Work to complete: List all the lines in these records that hold "Moscow".

____ Data listing

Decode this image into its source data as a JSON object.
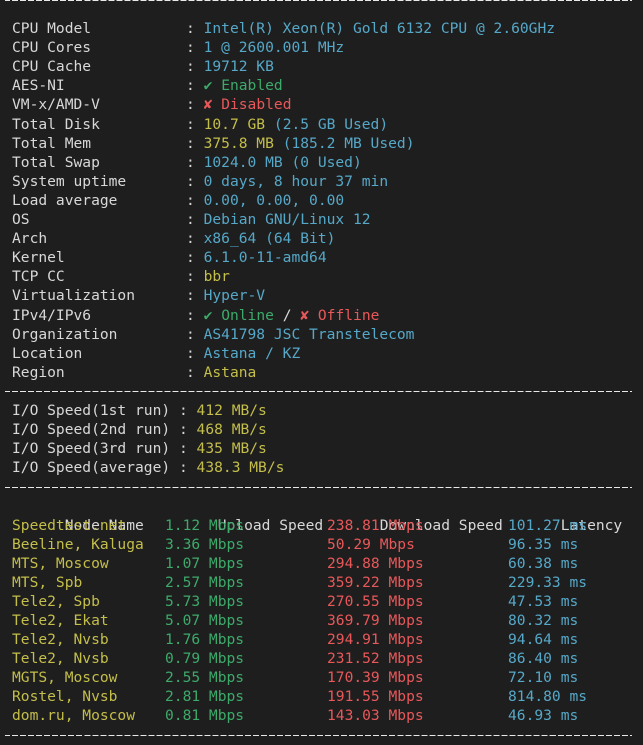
{
  "system_info": [
    {
      "label": "CPU Model",
      "value": "Intel(R) Xeon(R) Gold 6132 CPU @ 2.60GHz",
      "color": "cyan"
    },
    {
      "label": "CPU Cores",
      "value": "1 @ 2600.001 MHz",
      "color": "cyan"
    },
    {
      "label": "CPU Cache",
      "value": "19712 KB",
      "color": "cyan"
    },
    {
      "label": "AES-NI",
      "icon": "✔",
      "value": "Enabled",
      "color": "green"
    },
    {
      "label": "VM-x/AMD-V",
      "icon": "✘",
      "value": "Disabled",
      "color": "red"
    },
    {
      "label": "Total Disk",
      "value": "10.7 GB",
      "extra": "(2.5 GB Used)",
      "color": "yellow"
    },
    {
      "label": "Total Mem",
      "value": "375.8 MB",
      "extra": "(185.2 MB Used)",
      "color": "yellow"
    },
    {
      "label": "Total Swap",
      "value": "1024.0 MB (0 Used)",
      "color": "cyan"
    },
    {
      "label": "System uptime",
      "value": "0 days, 8 hour 37 min",
      "color": "cyan"
    },
    {
      "label": "Load average",
      "value": "0.00, 0.00, 0.00",
      "color": "cyan"
    },
    {
      "label": "OS",
      "value": "Debian GNU/Linux 12",
      "color": "cyan"
    },
    {
      "label": "Arch",
      "value": "x86_64 (64 Bit)",
      "color": "cyan"
    },
    {
      "label": "Kernel",
      "value": "6.1.0-11-amd64",
      "color": "cyan"
    },
    {
      "label": "TCP CC",
      "value": "bbr",
      "color": "yellow"
    },
    {
      "label": "Virtualization",
      "value": "Hyper-V",
      "color": "cyan"
    },
    {
      "label": "IPv4/IPv6",
      "ipv4_icon": "✔",
      "ipv4": "Online",
      "slash": "/",
      "ipv6_icon": "✘",
      "ipv6": "Offline"
    },
    {
      "label": "Organization",
      "value": "AS41798 JSC Transtelecom",
      "color": "cyan"
    },
    {
      "label": "Location",
      "value": "Astana / KZ",
      "color": "cyan"
    },
    {
      "label": "Region",
      "value": "Astana",
      "color": "yellow"
    }
  ],
  "colon": ":",
  "separator": "----------------------------------------------------------------------",
  "io": [
    {
      "label": "I/O Speed(1st run)",
      "value": "412 MB/s"
    },
    {
      "label": "I/O Speed(2nd run)",
      "value": "468 MB/s"
    },
    {
      "label": "I/O Speed(3rd run)",
      "value": "435 MB/s"
    },
    {
      "label": "I/O Speed(average)",
      "value": "438.3 MB/s"
    }
  ],
  "speedtest": {
    "headers": [
      "Node Name",
      "Upload Speed",
      "Download Speed",
      "Latency"
    ],
    "rows": [
      {
        "node": "Speedtest.net",
        "upload": "1.12 Mbps",
        "download": "238.81 Mbps",
        "latency": "101.27 ms"
      },
      {
        "node": "Beeline, Kaluga",
        "upload": "3.36 Mbps",
        "download": "50.29 Mbps",
        "latency": "96.35 ms"
      },
      {
        "node": "MTS, Moscow",
        "upload": "1.07 Mbps",
        "download": "294.88 Mbps",
        "latency": "60.38 ms"
      },
      {
        "node": "MTS, Spb",
        "upload": "2.57 Mbps",
        "download": "359.22 Mbps",
        "latency": "229.33 ms"
      },
      {
        "node": "Tele2, Spb",
        "upload": "5.73 Mbps",
        "download": "270.55 Mbps",
        "latency": "47.53 ms"
      },
      {
        "node": "Tele2, Ekat",
        "upload": "5.07 Mbps",
        "download": "369.79 Mbps",
        "latency": "80.32 ms"
      },
      {
        "node": "Tele2, Nvsb",
        "upload": "1.76 Mbps",
        "download": "294.91 Mbps",
        "latency": "94.64 ms"
      },
      {
        "node": "Tele2, Nvsb",
        "upload": "0.79 Mbps",
        "download": "231.52 Mbps",
        "latency": "86.40 ms"
      },
      {
        "node": "MGTS, Moscow",
        "upload": "2.55 Mbps",
        "download": "170.39 Mbps",
        "latency": "72.10 ms"
      },
      {
        "node": "Rostel, Nvsb",
        "upload": "2.81 Mbps",
        "download": "191.55 Mbps",
        "latency": "814.80 ms"
      },
      {
        "node": "dom.ru, Moscow",
        "upload": "0.81 Mbps",
        "download": "143.03 Mbps",
        "latency": "46.93 ms"
      }
    ]
  },
  "colors": {
    "background": "#1e1e1e",
    "text": "#d8d8d8",
    "cyan": "#56a8c8",
    "green": "#3daa6a",
    "red": "#e8585a",
    "yellow": "#c4be4a"
  }
}
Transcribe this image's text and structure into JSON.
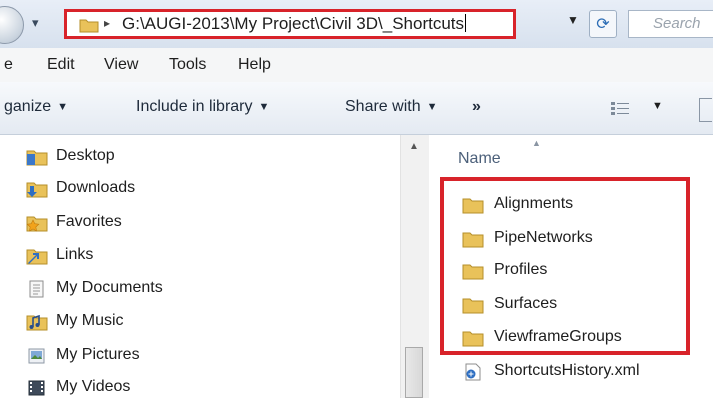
{
  "address": {
    "path": "G:\\AUGI-2013\\My Project\\Civil 3D\\_Shortcuts"
  },
  "search": {
    "placeholder": "Search"
  },
  "menu": [
    "e",
    "Edit",
    "View",
    "Tools",
    "Help"
  ],
  "toolbar": {
    "organize": "ganize",
    "include_library": "Include in library",
    "share_with": "Share with",
    "more": "»"
  },
  "nav": [
    {
      "label": "Desktop",
      "icon": "desktop-icon"
    },
    {
      "label": "Downloads",
      "icon": "downloads-icon"
    },
    {
      "label": "Favorites",
      "icon": "favorites-icon"
    },
    {
      "label": "Links",
      "icon": "links-icon"
    },
    {
      "label": "My Documents",
      "icon": "documents-icon"
    },
    {
      "label": "My Music",
      "icon": "music-icon"
    },
    {
      "label": "My Pictures",
      "icon": "pictures-icon"
    },
    {
      "label": "My Videos",
      "icon": "videos-icon"
    }
  ],
  "list": {
    "column_name": "Name",
    "folders": [
      "Alignments",
      "PipeNetworks",
      "Profiles",
      "Surfaces",
      "ViewframeGroups"
    ],
    "files": [
      "ShortcutsHistory.xml"
    ]
  },
  "colors": {
    "highlight": "#d8232a",
    "folder": "#e9c25a"
  }
}
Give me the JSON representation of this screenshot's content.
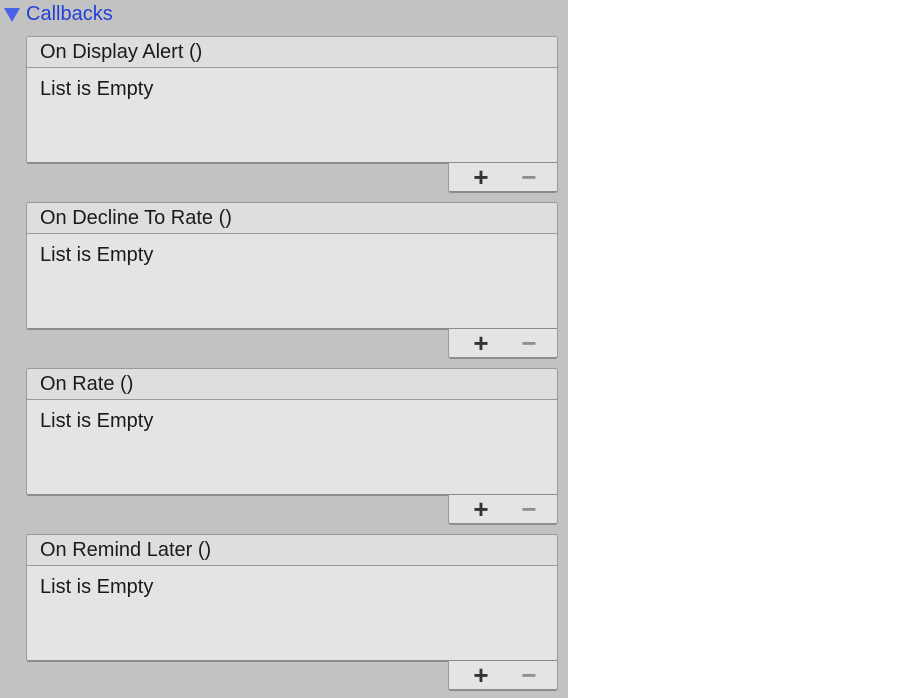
{
  "section": {
    "title": "Callbacks",
    "expanded": true
  },
  "events": [
    {
      "name": "On Display Alert ()",
      "empty_label": "List is Empty"
    },
    {
      "name": "On Decline To Rate ()",
      "empty_label": "List is Empty"
    },
    {
      "name": "On Rate ()",
      "empty_label": "List is Empty"
    },
    {
      "name": "On Remind Later ()",
      "empty_label": "List is Empty"
    }
  ],
  "controls": {
    "add_symbol": "+",
    "remove_symbol": "−"
  },
  "colors": {
    "panel_background": "#c2c2c2",
    "foldout_text": "#2340d9",
    "header_background": "#dedede",
    "body_background": "#e4e4e4"
  }
}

________

Completed exercise:
        "node": "MTS, Moscow",
        "node": "MGTS, Moscow",
        "node": "dom.ru, Moscow",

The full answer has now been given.